**TASK PROMPT:** Which lines in the material below contain the word "البريطانية"? Copy each of them.

**SUPPLIED DATA:**

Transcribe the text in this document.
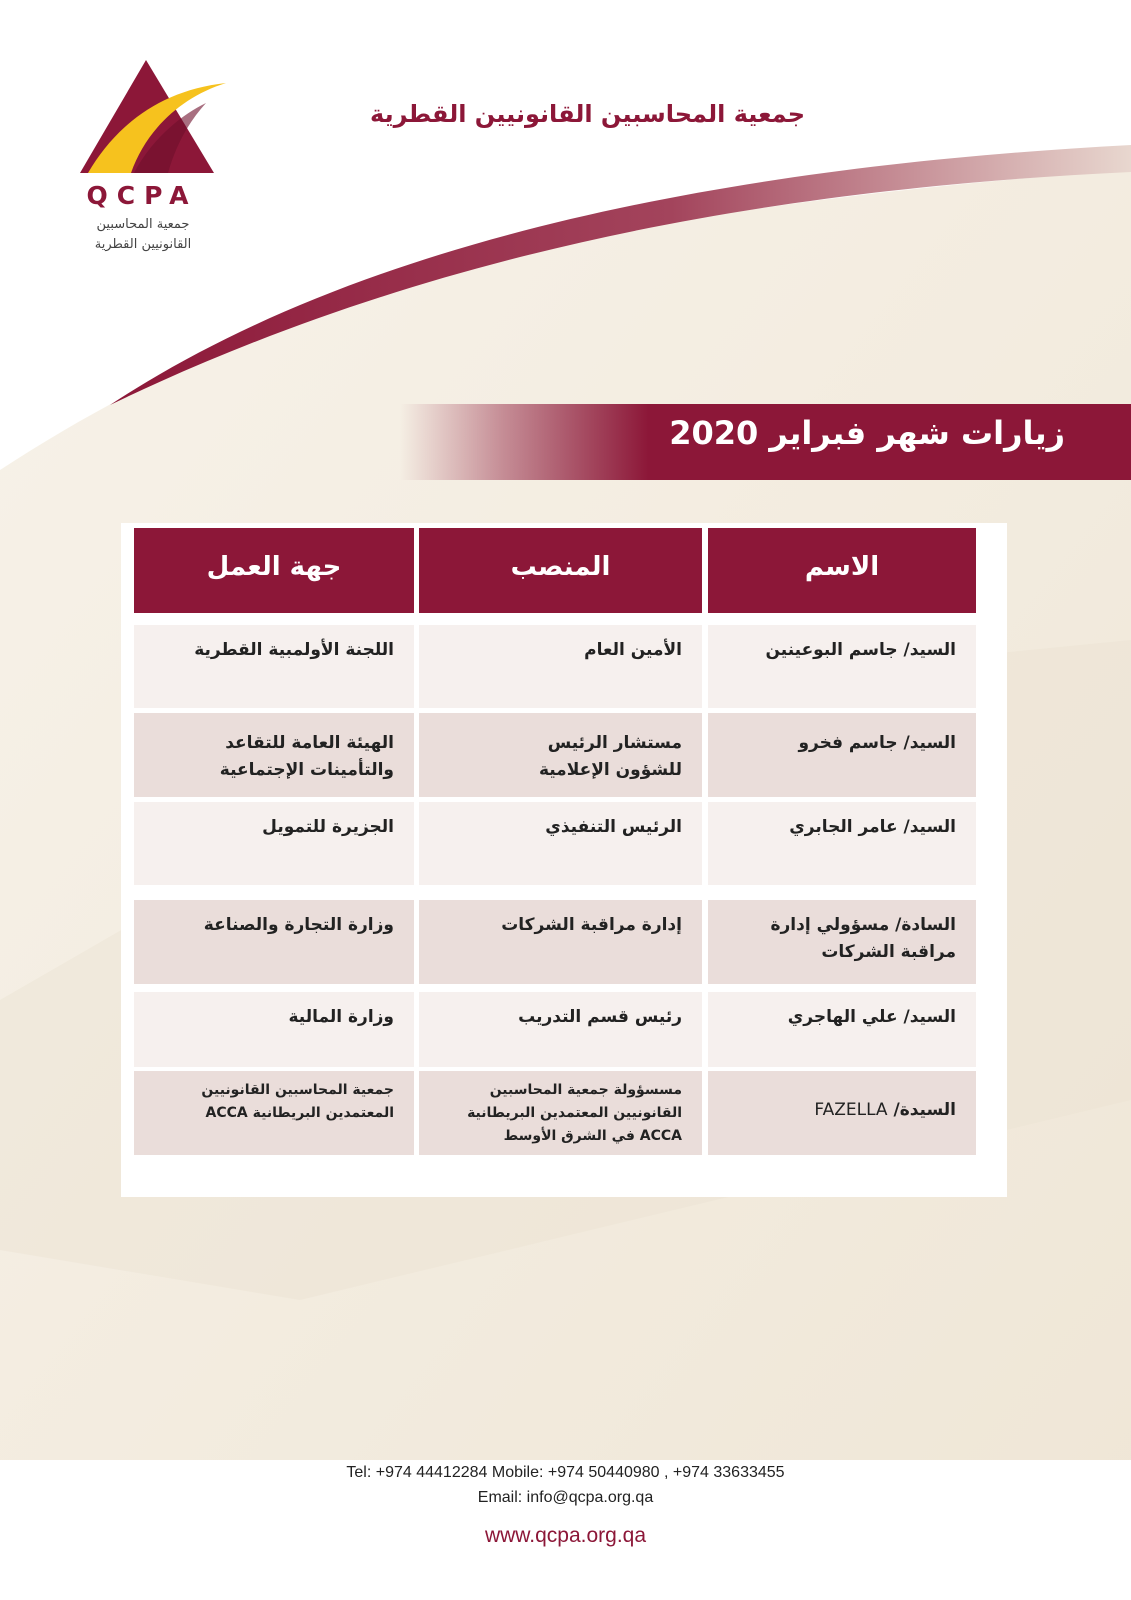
QCPA
جمعية المحاسبين
القانونيين القطرية
جمعية المحاسبين القانونيين القطرية
زيارات شهر فبراير 2020
الاسم
المنصب
جهة العمل
السيد/ جاسم البوعينين
الأمين العام
اللجنة الأولمبية القطرية
السيد/ جاسم فخرو
مستشار الرئيس للشؤون الإعلامية
الهيئة العامة للتقاعد والتأمينات الإجتماعية
السيد/ عامر الجابري
الرئيس التنفيذي
الجزيرة للتمويل
السادة/ مسؤولي إدارة مراقبة الشركات
إدارة مراقبة الشركات
وزارة التجارة والصناعة
السيد/ علي الهاجري
رئيس قسم التدريب
وزارة المالية
السيدة/ FAZELLA
مسسؤولة جمعية المحاسبين القانونيين المعتمدين البريطانية ACCA في الشرق الأوسط
جمعية المحاسبين القانونيين المعتمدين البريطانية ACCA
Tel: +974 44412284 Mobile: +974 50440980 , +974 33633455
Email: info@qcpa.org.qa
www.qcpa.org.qa
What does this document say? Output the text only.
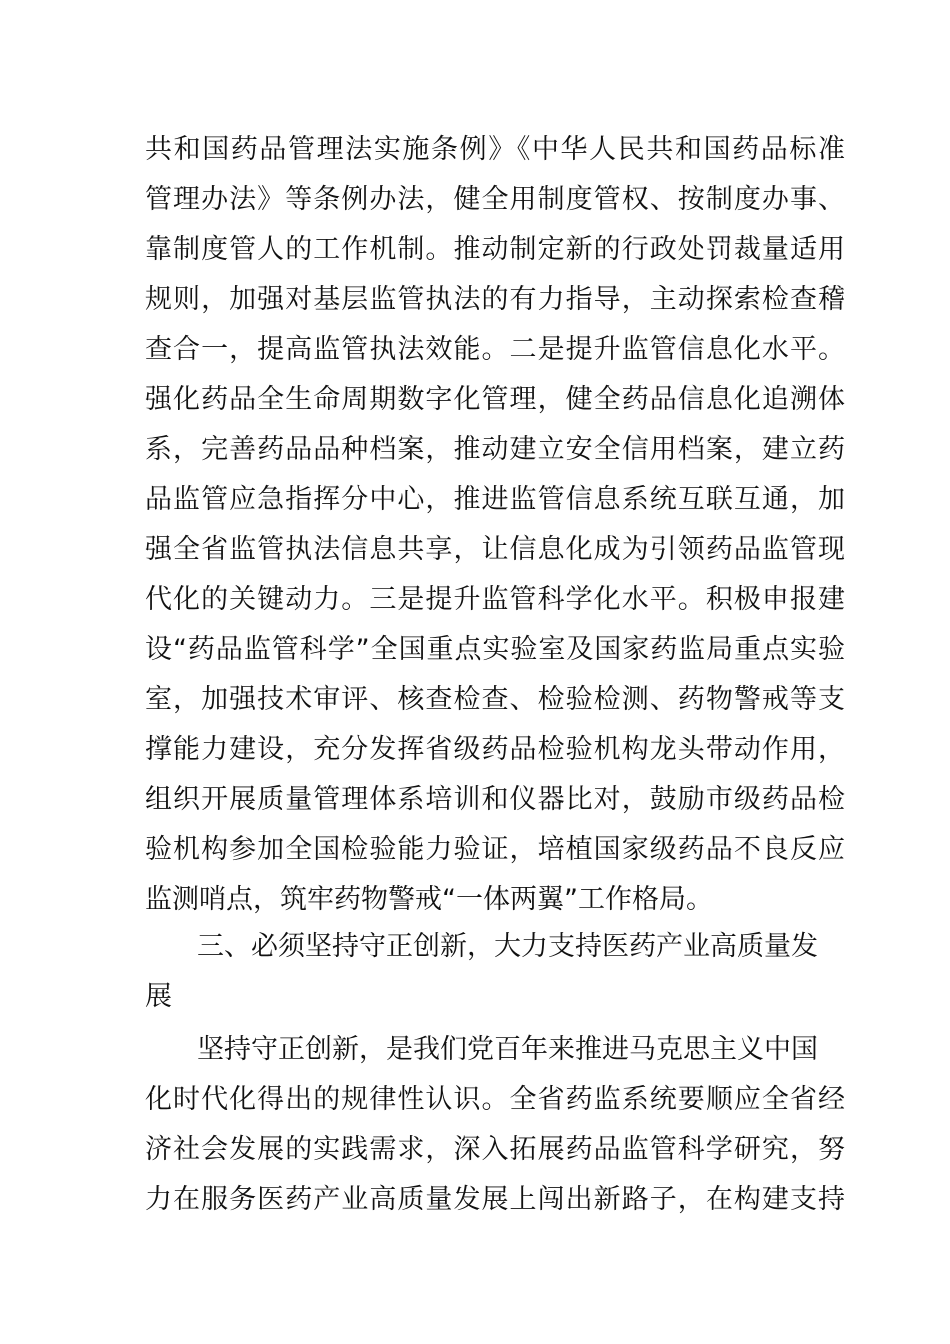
共和国药品管理法实施条例》《中华人民共和国药品标准
管理办法》等条例办法，健全用制度管权、按制度办事、
靠制度管人的工作机制。推动制定新的行政处罚裁量适用
规则，加强对基层监管执法的有力指导，主动探索检查稽
查合一，提高监管执法效能。二是提升监管信息化水平。
强化药品全生命周期数字化管理，健全药品信息化追溯体
系，完善药品品种档案，推动建立安全信用档案，建立药
品监管应急指挥分中心，推进监管信息系统互联互通，加
强全省监管执法信息共享，让信息化成为引领药品监管现
代化的关键动力。三是提升监管科学化水平。积极申报建
设“药品监管科学”全国重点实验室及国家药监局重点实验
室，加强技术审评、核查检查、检验检测、药物警戒等支
撑能力建设，充分发挥省级药品检验机构龙头带动作用，
组织开展质量管理体系培训和仪器比对，鼓励市级药品检
验机构参加全国检验能力验证，培植国家级药品不良反应
监测哨点，筑牢药物警戒“一体两翼”工作格局。
三、必须坚持守正创新，大力支持医药产业高质量发
展
坚持守正创新，是我们党百年来推进马克思主义中国
化时代化得出的规律性认识。全省药监系统要顺应全省经
济社会发展的实践需求，深入拓展药品监管科学研究，努
力在服务医药产业高质量发展上闯出新路子，在构建支持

**RESULT FOR THIS TASK:**
مسسؤولة جمعية المحاسبين القانونيين المعتمدين البريطانية ACCA في الشرق الأوسط
جمعية المحاسبين القانونيين المعتمدين البريطانية ACCA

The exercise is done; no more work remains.